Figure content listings
##############################

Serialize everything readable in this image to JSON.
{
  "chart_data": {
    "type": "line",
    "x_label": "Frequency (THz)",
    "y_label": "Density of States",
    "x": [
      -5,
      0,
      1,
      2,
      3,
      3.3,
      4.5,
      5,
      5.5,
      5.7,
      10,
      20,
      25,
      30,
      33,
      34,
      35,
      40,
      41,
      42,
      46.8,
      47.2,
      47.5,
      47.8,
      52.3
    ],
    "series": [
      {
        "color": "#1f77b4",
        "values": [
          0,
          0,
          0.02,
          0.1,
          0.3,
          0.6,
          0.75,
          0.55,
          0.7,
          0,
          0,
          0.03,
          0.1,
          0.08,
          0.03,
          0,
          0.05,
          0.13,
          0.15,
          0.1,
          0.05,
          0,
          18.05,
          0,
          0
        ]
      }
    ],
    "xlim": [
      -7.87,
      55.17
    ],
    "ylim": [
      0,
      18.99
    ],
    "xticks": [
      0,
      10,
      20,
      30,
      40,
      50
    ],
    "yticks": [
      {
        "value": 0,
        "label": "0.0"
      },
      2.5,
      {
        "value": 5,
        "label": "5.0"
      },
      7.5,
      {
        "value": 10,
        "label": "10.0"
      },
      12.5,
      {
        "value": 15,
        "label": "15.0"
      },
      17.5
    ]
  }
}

##############################

Short problem:
The records above need to be transcribed in full. Keep every character unchanged.

Result:
Serialize everything readable in this image to JSON.
{
  "chart_data": {
    "type": "line",
    "x_label": "Frequency (THz)",
    "y_label": "Density of States",
    "x": [
      -5,
      0,
      1,
      2,
      3,
      3.3,
      4.5,
      5,
      5.5,
      5.7,
      10,
      20,
      25,
      30,
      33,
      34,
      35,
      40,
      41,
      42,
      46.8,
      47.2,
      47.5,
      47.8,
      52.3
    ],
    "series": [
      {
        "color": "#1f77b4",
        "values": [
          0,
          0,
          0.02,
          0.1,
          0.3,
          0.6,
          0.75,
          0.55,
          0.7,
          0,
          0,
          0.03,
          0.1,
          0.08,
          0.03,
          0,
          0.05,
          0.13,
          0.15,
          0.1,
          0.05,
          0,
          18.05,
          0,
          0
        ]
      }
    ],
    "xlim": [
      -7.87,
      55.17
    ],
    "ylim": [
      0,
      18.99
    ],
    "xticks": [
      0,
      10,
      20,
      30,
      40,
      50
    ],
    "yticks": [
      {
        "value": 0,
        "label": "0.0"
      },
      2.5,
      {
        "value": 5,
        "label": "5.0"
      },
      7.5,
      {
        "value": 10,
        "label": "10.0"
      },
      12.5,
      {
        "value": 15,
        "label": "15.0"
      },
      17.5
    ]
  }
}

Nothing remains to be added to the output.